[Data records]
────────────────────────────────────────

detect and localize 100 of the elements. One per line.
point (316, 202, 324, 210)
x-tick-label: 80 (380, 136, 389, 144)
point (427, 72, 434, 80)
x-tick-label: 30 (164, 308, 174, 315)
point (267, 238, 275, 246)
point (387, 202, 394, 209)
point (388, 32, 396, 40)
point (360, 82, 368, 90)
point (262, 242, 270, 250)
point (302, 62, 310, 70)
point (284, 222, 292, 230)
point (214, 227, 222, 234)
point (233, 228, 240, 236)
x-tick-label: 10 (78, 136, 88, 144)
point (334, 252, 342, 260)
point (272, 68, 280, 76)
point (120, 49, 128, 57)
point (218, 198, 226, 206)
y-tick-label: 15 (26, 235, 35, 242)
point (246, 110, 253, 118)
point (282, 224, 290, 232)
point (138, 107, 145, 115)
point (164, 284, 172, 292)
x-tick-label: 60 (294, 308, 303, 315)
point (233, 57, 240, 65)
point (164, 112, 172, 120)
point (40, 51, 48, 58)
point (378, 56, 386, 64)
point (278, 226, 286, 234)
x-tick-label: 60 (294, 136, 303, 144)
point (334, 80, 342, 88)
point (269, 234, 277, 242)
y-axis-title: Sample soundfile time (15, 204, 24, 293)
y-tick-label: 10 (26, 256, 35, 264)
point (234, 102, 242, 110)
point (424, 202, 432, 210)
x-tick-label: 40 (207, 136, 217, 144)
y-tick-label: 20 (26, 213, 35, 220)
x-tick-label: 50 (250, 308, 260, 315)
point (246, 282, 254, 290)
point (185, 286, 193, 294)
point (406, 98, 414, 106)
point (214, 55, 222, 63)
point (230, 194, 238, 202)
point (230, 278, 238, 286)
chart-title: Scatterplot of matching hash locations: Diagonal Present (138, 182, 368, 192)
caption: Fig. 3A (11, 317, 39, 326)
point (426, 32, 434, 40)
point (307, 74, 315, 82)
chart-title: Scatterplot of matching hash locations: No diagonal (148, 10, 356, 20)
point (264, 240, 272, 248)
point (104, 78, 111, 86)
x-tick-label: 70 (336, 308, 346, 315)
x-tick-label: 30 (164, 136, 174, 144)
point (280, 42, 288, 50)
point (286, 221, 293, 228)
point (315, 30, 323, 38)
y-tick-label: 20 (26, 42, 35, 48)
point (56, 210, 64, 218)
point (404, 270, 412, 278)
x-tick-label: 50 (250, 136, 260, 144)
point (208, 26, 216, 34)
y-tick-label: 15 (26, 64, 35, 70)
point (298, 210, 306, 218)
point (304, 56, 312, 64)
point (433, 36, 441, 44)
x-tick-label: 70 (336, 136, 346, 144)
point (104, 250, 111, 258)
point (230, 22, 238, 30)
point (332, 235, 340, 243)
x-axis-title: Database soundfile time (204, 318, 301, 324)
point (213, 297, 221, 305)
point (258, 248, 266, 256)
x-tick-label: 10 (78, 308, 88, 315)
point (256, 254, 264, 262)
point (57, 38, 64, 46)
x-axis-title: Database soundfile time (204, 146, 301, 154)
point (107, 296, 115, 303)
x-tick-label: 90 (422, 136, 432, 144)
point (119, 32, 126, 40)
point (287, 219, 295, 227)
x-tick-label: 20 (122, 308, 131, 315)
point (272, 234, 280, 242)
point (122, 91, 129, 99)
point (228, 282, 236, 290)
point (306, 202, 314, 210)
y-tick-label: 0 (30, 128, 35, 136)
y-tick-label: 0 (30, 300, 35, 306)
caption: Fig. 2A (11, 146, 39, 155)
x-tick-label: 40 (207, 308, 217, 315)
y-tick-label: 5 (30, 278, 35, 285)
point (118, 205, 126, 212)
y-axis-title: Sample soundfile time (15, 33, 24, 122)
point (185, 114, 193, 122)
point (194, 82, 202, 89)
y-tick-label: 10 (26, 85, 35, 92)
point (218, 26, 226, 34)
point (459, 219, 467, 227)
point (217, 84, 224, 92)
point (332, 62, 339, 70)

────────────────────────────────────────

Do this - Turn every line of the entries into a numbered list, leaving out any blank lines.

Full response -
1. detect and localize 100 of the elements. One per line.
2. point (316, 202, 324, 210)
3. x-tick-label: 80 (380, 136, 389, 144)
4. point (427, 72, 434, 80)
5. x-tick-label: 30 (164, 308, 174, 315)
6. point (267, 238, 275, 246)
7. point (387, 202, 394, 209)
8. point (388, 32, 396, 40)
9. point (360, 82, 368, 90)
10. point (262, 242, 270, 250)
11. point (302, 62, 310, 70)
12. point (284, 222, 292, 230)
13. point (214, 227, 222, 234)
14. point (233, 228, 240, 236)
15. x-tick-label: 10 (78, 136, 88, 144)
16. point (334, 252, 342, 260)
17. point (272, 68, 280, 76)
18. point (120, 49, 128, 57)
19. point (218, 198, 226, 206)
20. y-tick-label: 15 (26, 235, 35, 242)
21. point (246, 110, 253, 118)
22. point (282, 224, 290, 232)
23. point (138, 107, 145, 115)
24. point (164, 284, 172, 292)
25. x-tick-label: 60 (294, 308, 303, 315)
26. point (233, 57, 240, 65)
27. point (164, 112, 172, 120)
28. point (40, 51, 48, 58)
29. point (378, 56, 386, 64)
30. point (278, 226, 286, 234)
31. x-tick-label: 60 (294, 136, 303, 144)
32. point (334, 80, 342, 88)
33. point (269, 234, 277, 242)
34. y-axis-title: Sample soundfile time (15, 204, 24, 293)
35. y-tick-label: 10 (26, 256, 35, 264)
36. point (234, 102, 242, 110)
37. point (424, 202, 432, 210)
38. x-tick-label: 40 (207, 136, 217, 144)
39. y-tick-label: 20 (26, 213, 35, 220)
40. x-tick-label: 50 (250, 308, 260, 315)
41. point (246, 282, 254, 290)
42. point (185, 286, 193, 294)
43. point (406, 98, 414, 106)
44. point (214, 55, 222, 63)
45. point (230, 194, 238, 202)
46. point (230, 278, 238, 286)
47. chart-title: Scatterplot of matching hash locations: Diagonal Present (138, 182, 368, 192)
48. caption: Fig. 3A (11, 317, 39, 326)
49. point (426, 32, 434, 40)
50. point (307, 74, 315, 82)
51. chart-title: Scatterplot of matching hash locations: No diagonal (148, 10, 356, 20)
52. point (264, 240, 272, 248)
53. point (104, 78, 111, 86)
54. x-tick-label: 70 (336, 308, 346, 315)
55. x-tick-label: 30 (164, 136, 174, 144)
56. point (280, 42, 288, 50)
57. point (286, 221, 293, 228)
58. point (315, 30, 323, 38)
59. y-tick-label: 20 (26, 42, 35, 48)
60. point (56, 210, 64, 218)
61. point (404, 270, 412, 278)
62. x-tick-label: 50 (250, 136, 260, 144)
63. point (208, 26, 216, 34)
64. y-tick-label: 15 (26, 64, 35, 70)
65. point (298, 210, 306, 218)
66. point (304, 56, 312, 64)
67. point (433, 36, 441, 44)
68. x-tick-label: 70 (336, 136, 346, 144)
69. point (104, 250, 111, 258)
70. point (230, 22, 238, 30)
71. point (332, 235, 340, 243)
72. x-axis-title: Database soundfile time (204, 318, 301, 324)
73. point (213, 297, 221, 305)
74. point (258, 248, 266, 256)
75. x-tick-label: 10 (78, 308, 88, 315)
76. point (256, 254, 264, 262)
77. point (57, 38, 64, 46)
78. x-axis-title: Database soundfile time (204, 146, 301, 154)
79. point (107, 296, 115, 303)
80. x-tick-label: 90 (422, 136, 432, 144)
81. point (119, 32, 126, 40)
82. point (287, 219, 295, 227)
83. x-tick-label: 20 (122, 308, 131, 315)
84. point (272, 234, 280, 242)
85. point (122, 91, 129, 99)
86. point (228, 282, 236, 290)
87. point (306, 202, 314, 210)
88. y-tick-label: 0 (30, 128, 35, 136)
89. y-tick-label: 0 (30, 300, 35, 306)
90. caption: Fig. 2A (11, 146, 39, 155)
91. x-tick-label: 40 (207, 308, 217, 315)
92. y-tick-label: 5 (30, 278, 35, 285)
93. point (118, 205, 126, 212)
94. y-axis-title: Sample soundfile time (15, 33, 24, 122)
95. point (185, 114, 193, 122)
96. point (194, 82, 202, 89)
97. y-tick-label: 10 (26, 85, 35, 92)
98. point (218, 26, 226, 34)
99. point (459, 219, 467, 227)
100. point (217, 84, 224, 92)
101. point (332, 62, 339, 70)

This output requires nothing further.